╭─ RECORDS SHOWN

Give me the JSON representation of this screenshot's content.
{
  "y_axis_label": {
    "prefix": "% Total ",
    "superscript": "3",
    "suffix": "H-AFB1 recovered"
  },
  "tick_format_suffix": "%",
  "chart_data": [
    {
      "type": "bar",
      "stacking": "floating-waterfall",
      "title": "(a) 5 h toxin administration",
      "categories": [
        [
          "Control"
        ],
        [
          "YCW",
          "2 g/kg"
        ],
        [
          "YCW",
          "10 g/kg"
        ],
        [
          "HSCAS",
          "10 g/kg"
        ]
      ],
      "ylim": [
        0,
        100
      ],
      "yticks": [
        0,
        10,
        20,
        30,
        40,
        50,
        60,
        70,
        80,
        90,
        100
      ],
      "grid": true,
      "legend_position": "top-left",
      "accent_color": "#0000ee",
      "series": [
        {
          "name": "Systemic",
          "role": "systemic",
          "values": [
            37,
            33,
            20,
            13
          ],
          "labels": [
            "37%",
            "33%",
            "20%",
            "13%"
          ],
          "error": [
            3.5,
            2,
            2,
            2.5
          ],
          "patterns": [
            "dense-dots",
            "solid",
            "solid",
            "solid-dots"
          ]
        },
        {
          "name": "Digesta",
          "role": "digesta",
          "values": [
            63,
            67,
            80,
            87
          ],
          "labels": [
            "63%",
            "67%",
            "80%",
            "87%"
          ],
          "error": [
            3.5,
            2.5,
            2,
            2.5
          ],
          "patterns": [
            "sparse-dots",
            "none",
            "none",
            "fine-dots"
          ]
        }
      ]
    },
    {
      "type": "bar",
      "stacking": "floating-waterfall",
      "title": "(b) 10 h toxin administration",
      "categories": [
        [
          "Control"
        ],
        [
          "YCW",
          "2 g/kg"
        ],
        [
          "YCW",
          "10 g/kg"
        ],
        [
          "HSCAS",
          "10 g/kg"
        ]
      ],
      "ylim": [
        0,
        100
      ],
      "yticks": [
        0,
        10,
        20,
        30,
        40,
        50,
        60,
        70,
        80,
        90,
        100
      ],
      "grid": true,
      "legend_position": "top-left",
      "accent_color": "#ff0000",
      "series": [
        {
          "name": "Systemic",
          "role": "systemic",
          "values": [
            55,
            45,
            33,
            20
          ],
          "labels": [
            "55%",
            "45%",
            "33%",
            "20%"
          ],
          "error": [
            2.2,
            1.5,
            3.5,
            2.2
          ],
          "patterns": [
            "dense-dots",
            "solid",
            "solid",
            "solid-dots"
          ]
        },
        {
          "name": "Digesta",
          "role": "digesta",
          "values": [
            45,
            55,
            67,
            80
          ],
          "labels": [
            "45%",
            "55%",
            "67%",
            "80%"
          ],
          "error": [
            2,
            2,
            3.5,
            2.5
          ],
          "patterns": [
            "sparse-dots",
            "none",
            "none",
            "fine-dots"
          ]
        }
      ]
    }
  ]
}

╰─

### INSTRUCTIONS FOR THE TASK
Restate the records from above exactly as they read.

### TASK RESULT
Give me the JSON representation of this screenshot's content.
{
  "y_axis_label": {
    "prefix": "% Total ",
    "superscript": "3",
    "suffix": "H-AFB1 recovered"
  },
  "tick_format_suffix": "%",
  "chart_data": [
    {
      "type": "bar",
      "stacking": "floating-waterfall",
      "title": "(a) 5 h toxin administration",
      "categories": [
        [
          "Control"
        ],
        [
          "YCW",
          "2 g/kg"
        ],
        [
          "YCW",
          "10 g/kg"
        ],
        [
          "HSCAS",
          "10 g/kg"
        ]
      ],
      "ylim": [
        0,
        100
      ],
      "yticks": [
        0,
        10,
        20,
        30,
        40,
        50,
        60,
        70,
        80,
        90,
        100
      ],
      "grid": true,
      "legend_position": "top-left",
      "accent_color": "#0000ee",
      "series": [
        {
          "name": "Systemic",
          "role": "systemic",
          "values": [
            37,
            33,
            20,
            13
          ],
          "labels": [
            "37%",
            "33%",
            "20%",
            "13%"
          ],
          "error": [
            3.5,
            2,
            2,
            2.5
          ],
          "patterns": [
            "dense-dots",
            "solid",
            "solid",
            "solid-dots"
          ]
        },
        {
          "name": "Digesta",
          "role": "digesta",
          "values": [
            63,
            67,
            80,
            87
          ],
          "labels": [
            "63%",
            "67%",
            "80%",
            "87%"
          ],
          "error": [
            3.5,
            2.5,
            2,
            2.5
          ],
          "patterns": [
            "sparse-dots",
            "none",
            "none",
            "fine-dots"
          ]
        }
      ]
    },
    {
      "type": "bar",
      "stacking": "floating-waterfall",
      "title": "(b) 10 h toxin administration",
      "categories": [
        [
          "Control"
        ],
        [
          "YCW",
          "2 g/kg"
        ],
        [
          "YCW",
          "10 g/kg"
        ],
        [
          "HSCAS",
          "10 g/kg"
        ]
      ],
      "ylim": [
        0,
        100
      ],
      "yticks": [
        0,
        10,
        20,
        30,
        40,
        50,
        60,
        70,
        80,
        90,
        100
      ],
      "grid": true,
      "legend_position": "top-left",
      "accent_color": "#ff0000",
      "series": [
        {
          "name": "Systemic",
          "role": "systemic",
          "values": [
            55,
            45,
            33,
            20
          ],
          "labels": [
            "55%",
            "45%",
            "33%",
            "20%"
          ],
          "error": [
            2.2,
            1.5,
            3.5,
            2.2
          ],
          "patterns": [
            "dense-dots",
            "solid",
            "solid",
            "solid-dots"
          ]
        },
        {
          "name": "Digesta",
          "role": "digesta",
          "values": [
            45,
            55,
            67,
            80
          ],
          "labels": [
            "45%",
            "55%",
            "67%",
            "80%"
          ],
          "error": [
            2,
            2,
            3.5,
            2.5
          ],
          "patterns": [
            "sparse-dots",
            "none",
            "none",
            "fine-dots"
          ]
        }
      ]
    }
  ]
}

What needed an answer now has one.